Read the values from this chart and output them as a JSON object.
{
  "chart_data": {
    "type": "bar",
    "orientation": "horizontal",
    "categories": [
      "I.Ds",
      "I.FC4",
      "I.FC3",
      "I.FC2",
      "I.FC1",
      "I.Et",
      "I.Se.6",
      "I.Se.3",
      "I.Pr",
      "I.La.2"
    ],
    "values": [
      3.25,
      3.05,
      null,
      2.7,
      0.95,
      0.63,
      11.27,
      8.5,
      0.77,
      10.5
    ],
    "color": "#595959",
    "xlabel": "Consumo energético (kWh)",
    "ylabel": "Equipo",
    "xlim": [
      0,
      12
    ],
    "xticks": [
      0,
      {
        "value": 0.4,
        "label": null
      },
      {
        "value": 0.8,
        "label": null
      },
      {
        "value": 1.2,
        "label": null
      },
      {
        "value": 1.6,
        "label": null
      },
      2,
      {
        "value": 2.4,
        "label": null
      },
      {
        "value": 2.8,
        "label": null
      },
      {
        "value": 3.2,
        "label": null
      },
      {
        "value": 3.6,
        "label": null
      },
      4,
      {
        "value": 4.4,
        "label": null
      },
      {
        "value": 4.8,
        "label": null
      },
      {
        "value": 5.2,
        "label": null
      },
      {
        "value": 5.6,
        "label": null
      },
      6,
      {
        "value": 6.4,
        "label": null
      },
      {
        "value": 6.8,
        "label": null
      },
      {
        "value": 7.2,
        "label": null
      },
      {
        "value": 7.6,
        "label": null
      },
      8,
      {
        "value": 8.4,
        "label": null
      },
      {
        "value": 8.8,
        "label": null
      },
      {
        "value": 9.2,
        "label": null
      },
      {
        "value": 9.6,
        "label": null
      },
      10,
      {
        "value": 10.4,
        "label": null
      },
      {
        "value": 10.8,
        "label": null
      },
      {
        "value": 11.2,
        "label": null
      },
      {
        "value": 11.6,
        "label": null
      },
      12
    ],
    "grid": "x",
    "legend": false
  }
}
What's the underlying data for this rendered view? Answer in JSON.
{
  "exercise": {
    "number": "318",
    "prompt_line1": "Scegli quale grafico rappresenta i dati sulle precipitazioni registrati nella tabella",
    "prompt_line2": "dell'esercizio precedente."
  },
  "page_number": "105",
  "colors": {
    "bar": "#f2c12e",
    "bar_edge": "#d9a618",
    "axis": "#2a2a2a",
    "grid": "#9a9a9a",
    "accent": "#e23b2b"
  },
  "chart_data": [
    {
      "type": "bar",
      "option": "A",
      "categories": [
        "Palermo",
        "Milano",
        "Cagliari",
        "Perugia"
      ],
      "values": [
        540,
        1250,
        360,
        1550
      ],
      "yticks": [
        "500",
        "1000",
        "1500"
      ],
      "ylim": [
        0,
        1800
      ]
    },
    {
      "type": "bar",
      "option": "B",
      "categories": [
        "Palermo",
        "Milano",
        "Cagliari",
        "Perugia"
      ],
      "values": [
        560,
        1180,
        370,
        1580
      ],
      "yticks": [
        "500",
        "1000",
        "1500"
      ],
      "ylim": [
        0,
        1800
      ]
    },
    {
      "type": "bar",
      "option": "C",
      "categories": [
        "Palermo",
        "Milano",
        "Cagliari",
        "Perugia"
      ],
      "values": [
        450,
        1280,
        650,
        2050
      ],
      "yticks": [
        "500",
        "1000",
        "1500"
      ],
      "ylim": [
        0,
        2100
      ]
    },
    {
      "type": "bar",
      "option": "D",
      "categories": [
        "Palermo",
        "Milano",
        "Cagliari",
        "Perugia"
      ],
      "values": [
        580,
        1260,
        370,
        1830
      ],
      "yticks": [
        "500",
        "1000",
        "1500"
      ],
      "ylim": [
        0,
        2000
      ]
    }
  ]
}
________________________________________
### Stated exercise
Each record above should be repeated exactly as it appears.

### Exercise response
Read the values from this chart and output them as a JSON object.
{
  "chart_data": {
    "type": "bar",
    "orientation": "horizontal",
    "categories": [
      "I.Ds",
      "I.FC4",
      "I.FC3",
      "I.FC2",
      "I.FC1",
      "I.Et",
      "I.Se.6",
      "I.Se.3",
      "I.Pr",
      "I.La.2"
    ],
    "values": [
      3.25,
      3.05,
      null,
      2.7,
      0.95,
      0.63,
      11.27,
      8.5,
      0.77,
      10.5
    ],
    "color": "#595959",
    "xlabel": "Consumo energético (kWh)",
    "ylabel": "Equipo",
    "xlim": [
      0,
      12
    ],
    "xticks": [
      0,
      {
        "value": 0.4,
        "label": null
      },
      {
        "value": 0.8,
        "label": null
      },
      {
        "value": 1.2,
        "label": null
      },
      {
        "value": 1.6,
        "label": null
      },
      2,
      {
        "value": 2.4,
        "label": null
      },
      {
        "value": 2.8,
        "label": null
      },
      {
        "value": 3.2,
        "label": null
      },
      {
        "value": 3.6,
        "label": null
      },
      4,
      {
        "value": 4.4,
        "label": null
      },
      {
        "value": 4.8,
        "label": null
      },
      {
        "value": 5.2,
        "label": null
      },
      {
        "value": 5.6,
        "label": null
      },
      6,
      {
        "value": 6.4,
        "label": null
      },
      {
        "value": 6.8,
        "label": null
      },
      {
        "value": 7.2,
        "label": null
      },
      {
        "value": 7.6,
        "label": null
      },
      8,
      {
        "value": 8.4,
        "label": null
      },
      {
        "value": 8.8,
        "label": null
      },
      {
        "value": 9.2,
        "label": null
      },
      {
        "value": 9.6,
        "label": null
      },
      10,
      {
        "value": 10.4,
        "label": null
      },
      {
        "value": 10.8,
        "label": null
      },
      {
        "value": 11.2,
        "label": null
      },
      {
        "value": 11.6,
        "label": null
      },
      12
    ],
    "grid": "x",
    "legend": false
  }
}
What's the underlying data for this rendered view? Answer in JSON.
{
  "exercise": {
    "number": "318",
    "prompt_line1": "Scegli quale grafico rappresenta i dati sulle precipitazioni registrati nella tabella",
    "prompt_line2": "dell'esercizio precedente."
  },
  "page_number": "105",
  "colors": {
    "bar": "#f2c12e",
    "bar_edge": "#d9a618",
    "axis": "#2a2a2a",
    "grid": "#9a9a9a",
    "accent": "#e23b2b"
  },
  "chart_data": [
    {
      "type": "bar",
      "option": "A",
      "categories": [
        "Palermo",
        "Milano",
        "Cagliari",
        "Perugia"
      ],
      "values": [
        540,
        1250,
        360,
        1550
      ],
      "yticks": [
        "500",
        "1000",
        "1500"
      ],
      "ylim": [
        0,
        1800
      ]
    },
    {
      "type": "bar",
      "option": "B",
      "categories": [
        "Palermo",
        "Milano",
        "Cagliari",
        "Perugia"
      ],
      "values": [
        560,
        1180,
        370,
        1580
      ],
      "yticks": [
        "500",
        "1000",
        "1500"
      ],
      "ylim": [
        0,
        1800
      ]
    },
    {
      "type": "bar",
      "option": "C",
      "categories": [
        "Palermo",
        "Milano",
        "Cagliari",
        "Perugia"
      ],
      "values": [
        450,
        1280,
        650,
        2050
      ],
      "yticks": [
        "500",
        "1000",
        "1500"
      ],
      "ylim": [
        0,
        2100
      ]
    },
    {
      "type": "bar",
      "option": "D",
      "categories": [
        "Palermo",
        "Milano",
        "Cagliari",
        "Perugia"
      ],
      "values": [
        580,
        1260,
        370,
        1830
      ],
      "yticks": [
        "500",
        "1000",
        "1500"
      ],
      "ylim": [
        0,
        2000
      ]
    }
  ]
}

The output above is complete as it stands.